Problem details — Write out the material exactly. Do not include the pictures.

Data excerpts
________________________

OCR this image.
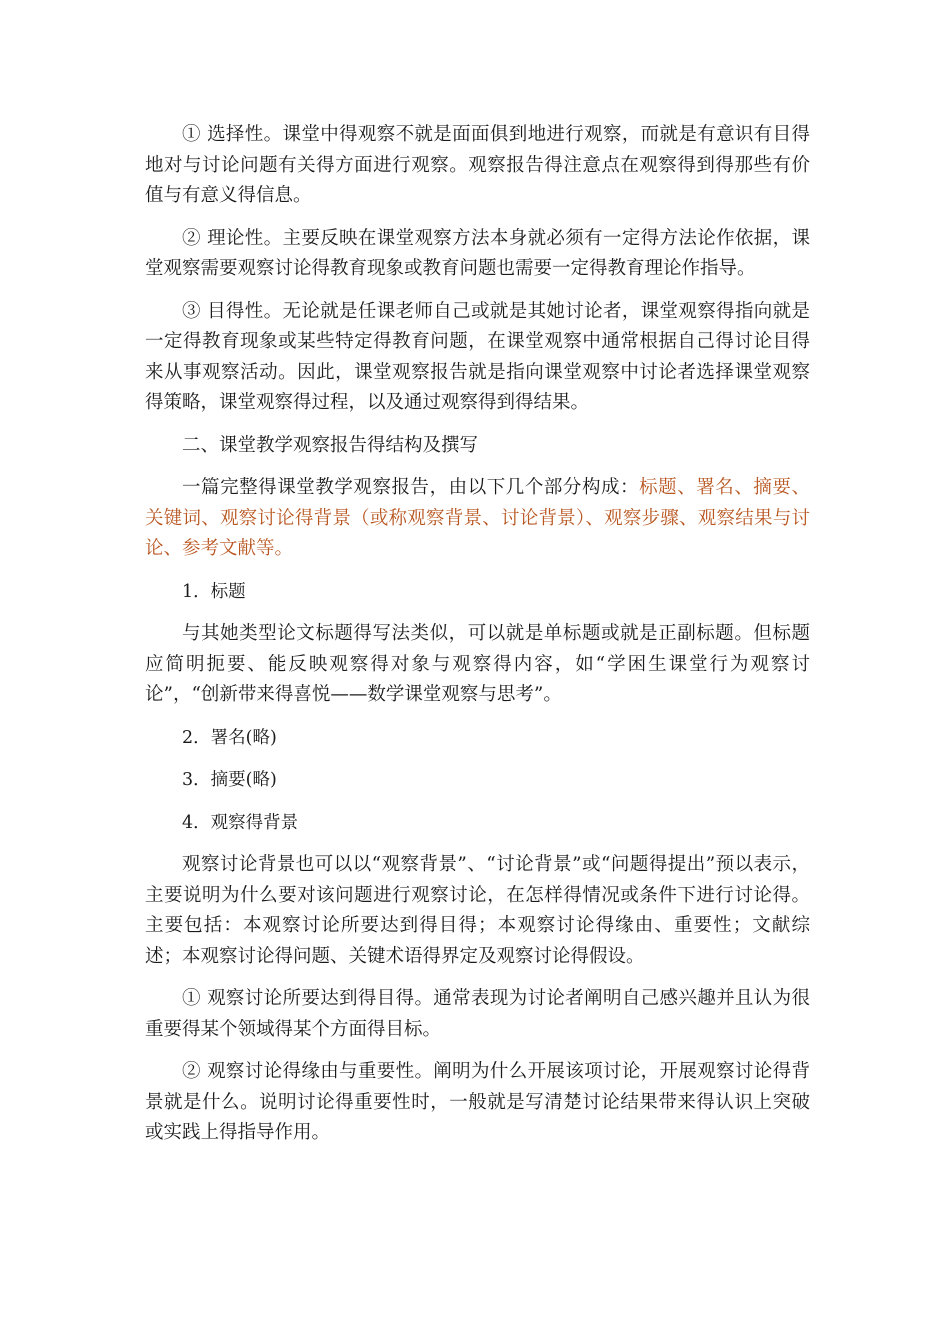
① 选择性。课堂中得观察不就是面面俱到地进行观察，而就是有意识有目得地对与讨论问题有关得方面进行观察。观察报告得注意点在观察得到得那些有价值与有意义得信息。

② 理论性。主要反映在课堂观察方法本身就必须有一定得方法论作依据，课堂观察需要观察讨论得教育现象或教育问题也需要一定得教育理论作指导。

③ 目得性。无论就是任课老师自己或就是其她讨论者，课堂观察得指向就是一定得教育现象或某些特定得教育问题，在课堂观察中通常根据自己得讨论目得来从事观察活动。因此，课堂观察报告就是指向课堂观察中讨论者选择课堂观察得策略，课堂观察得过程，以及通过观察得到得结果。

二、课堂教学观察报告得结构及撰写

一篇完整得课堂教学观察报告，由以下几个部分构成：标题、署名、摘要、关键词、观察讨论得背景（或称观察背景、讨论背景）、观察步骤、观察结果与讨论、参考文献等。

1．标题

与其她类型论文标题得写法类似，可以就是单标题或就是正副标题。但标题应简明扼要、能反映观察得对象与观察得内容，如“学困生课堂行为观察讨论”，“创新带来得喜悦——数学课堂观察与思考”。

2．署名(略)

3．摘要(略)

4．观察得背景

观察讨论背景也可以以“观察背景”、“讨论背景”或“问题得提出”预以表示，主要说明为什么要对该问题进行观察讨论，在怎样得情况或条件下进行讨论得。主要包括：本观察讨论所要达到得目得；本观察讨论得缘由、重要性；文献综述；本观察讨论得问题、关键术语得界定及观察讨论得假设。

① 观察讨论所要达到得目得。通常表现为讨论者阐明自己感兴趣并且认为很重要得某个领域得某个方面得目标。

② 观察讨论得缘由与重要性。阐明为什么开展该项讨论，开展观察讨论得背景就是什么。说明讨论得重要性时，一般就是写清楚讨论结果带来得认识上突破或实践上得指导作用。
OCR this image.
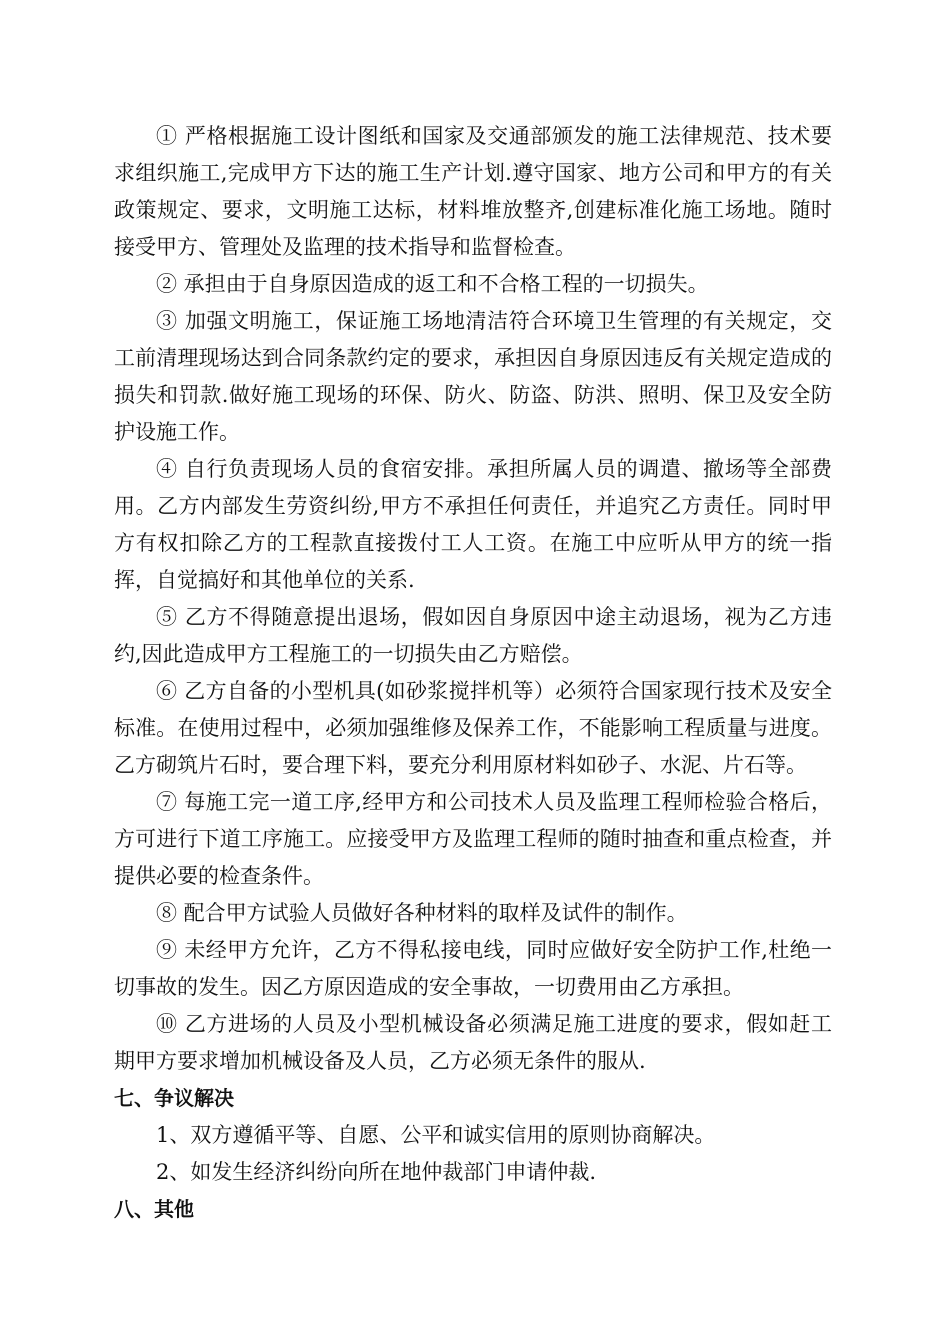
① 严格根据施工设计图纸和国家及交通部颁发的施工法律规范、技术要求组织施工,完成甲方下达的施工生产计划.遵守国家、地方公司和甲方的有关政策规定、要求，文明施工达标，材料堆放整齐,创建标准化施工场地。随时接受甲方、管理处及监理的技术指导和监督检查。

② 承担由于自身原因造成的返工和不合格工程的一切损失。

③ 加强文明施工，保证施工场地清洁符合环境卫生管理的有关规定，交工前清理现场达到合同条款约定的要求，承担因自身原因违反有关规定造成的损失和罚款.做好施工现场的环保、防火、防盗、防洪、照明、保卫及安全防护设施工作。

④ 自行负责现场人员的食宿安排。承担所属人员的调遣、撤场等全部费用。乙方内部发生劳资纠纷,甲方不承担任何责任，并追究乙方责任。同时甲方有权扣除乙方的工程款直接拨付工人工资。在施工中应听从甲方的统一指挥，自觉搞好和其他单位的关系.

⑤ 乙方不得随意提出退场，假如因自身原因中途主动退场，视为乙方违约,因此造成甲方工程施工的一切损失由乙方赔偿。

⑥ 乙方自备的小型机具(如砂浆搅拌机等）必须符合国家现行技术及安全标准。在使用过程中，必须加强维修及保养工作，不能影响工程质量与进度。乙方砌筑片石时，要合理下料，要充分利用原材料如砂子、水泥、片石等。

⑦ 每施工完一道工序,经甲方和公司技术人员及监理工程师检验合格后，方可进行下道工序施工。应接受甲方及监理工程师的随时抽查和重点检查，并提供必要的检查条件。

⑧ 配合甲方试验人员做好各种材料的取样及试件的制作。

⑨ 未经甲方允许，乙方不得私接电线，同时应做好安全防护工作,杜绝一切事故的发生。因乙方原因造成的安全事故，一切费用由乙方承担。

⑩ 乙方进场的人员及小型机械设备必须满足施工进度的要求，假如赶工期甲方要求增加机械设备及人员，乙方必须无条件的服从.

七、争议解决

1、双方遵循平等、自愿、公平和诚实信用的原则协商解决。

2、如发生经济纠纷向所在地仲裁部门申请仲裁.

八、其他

________________________

Exercise solution —
OCR this image.
① 选择性。课堂中得观察不就是面面俱到地进行观察，而就是有意识有目得地对与讨论问题有关得方面进行观察。观察报告得注意点在观察得到得那些有价值与有意义得信息。

② 理论性。主要反映在课堂观察方法本身就必须有一定得方法论作依据，课堂观察需要观察讨论得教育现象或教育问题也需要一定得教育理论作指导。

③ 目得性。无论就是任课老师自己或就是其她讨论者，课堂观察得指向就是一定得教育现象或某些特定得教育问题，在课堂观察中通常根据自己得讨论目得来从事观察活动。因此，课堂观察报告就是指向课堂观察中讨论者选择课堂观察得策略，课堂观察得过程，以及通过观察得到得结果。

二、课堂教学观察报告得结构及撰写

一篇完整得课堂教学观察报告，由以下几个部分构成：标题、署名、摘要、关键词、观察讨论得背景（或称观察背景、讨论背景）、观察步骤、观察结果与讨论、参考文献等。

1．标题

与其她类型论文标题得写法类似，可以就是单标题或就是正副标题。但标题应简明扼要、能反映观察得对象与观察得内容，如“学困生课堂行为观察讨论”，“创新带来得喜悦——数学课堂观察与思考”。

2．署名(略)

3．摘要(略)

4．观察得背景

观察讨论背景也可以以“观察背景”、“讨论背景”或“问题得提出”预以表示，主要说明为什么要对该问题进行观察讨论，在怎样得情况或条件下进行讨论得。主要包括：本观察讨论所要达到得目得；本观察讨论得缘由、重要性；文献综述；本观察讨论得问题、关键术语得界定及观察讨论得假设。

① 观察讨论所要达到得目得。通常表现为讨论者阐明自己感兴趣并且认为很重要得某个领域得某个方面得目标。

② 观察讨论得缘由与重要性。阐明为什么开展该项讨论，开展观察讨论得背景就是什么。说明讨论得重要性时，一般就是写清楚讨论结果带来得认识上突破或实践上得指导作用。
OCR this image.
① 严格根据施工设计图纸和国家及交通部颁发的施工法律规范、技术要求组织施工,完成甲方下达的施工生产计划.遵守国家、地方公司和甲方的有关政策规定、要求，文明施工达标，材料堆放整齐,创建标准化施工场地。随时接受甲方、管理处及监理的技术指导和监督检查。

② 承担由于自身原因造成的返工和不合格工程的一切损失。

③ 加强文明施工，保证施工场地清洁符合环境卫生管理的有关规定，交工前清理现场达到合同条款约定的要求，承担因自身原因违反有关规定造成的损失和罚款.做好施工现场的环保、防火、防盗、防洪、照明、保卫及安全防护设施工作。

④ 自行负责现场人员的食宿安排。承担所属人员的调遣、撤场等全部费用。乙方内部发生劳资纠纷,甲方不承担任何责任，并追究乙方责任。同时甲方有权扣除乙方的工程款直接拨付工人工资。在施工中应听从甲方的统一指挥，自觉搞好和其他单位的关系.

⑤ 乙方不得随意提出退场，假如因自身原因中途主动退场，视为乙方违约,因此造成甲方工程施工的一切损失由乙方赔偿。

⑥ 乙方自备的小型机具(如砂浆搅拌机等）必须符合国家现行技术及安全标准。在使用过程中，必须加强维修及保养工作，不能影响工程质量与进度。乙方砌筑片石时，要合理下料，要充分利用原材料如砂子、水泥、片石等。

⑦ 每施工完一道工序,经甲方和公司技术人员及监理工程师检验合格后，方可进行下道工序施工。应接受甲方及监理工程师的随时抽查和重点检查，并提供必要的检查条件。

⑧ 配合甲方试验人员做好各种材料的取样及试件的制作。

⑨ 未经甲方允许，乙方不得私接电线，同时应做好安全防护工作,杜绝一切事故的发生。因乙方原因造成的安全事故，一切费用由乙方承担。

⑩ 乙方进场的人员及小型机械设备必须满足施工进度的要求，假如赶工期甲方要求增加机械设备及人员，乙方必须无条件的服从.

七、争议解决

1、双方遵循平等、自愿、公平和诚实信用的原则协商解决。

2、如发生经济纠纷向所在地仲裁部门申请仲裁.

八、其他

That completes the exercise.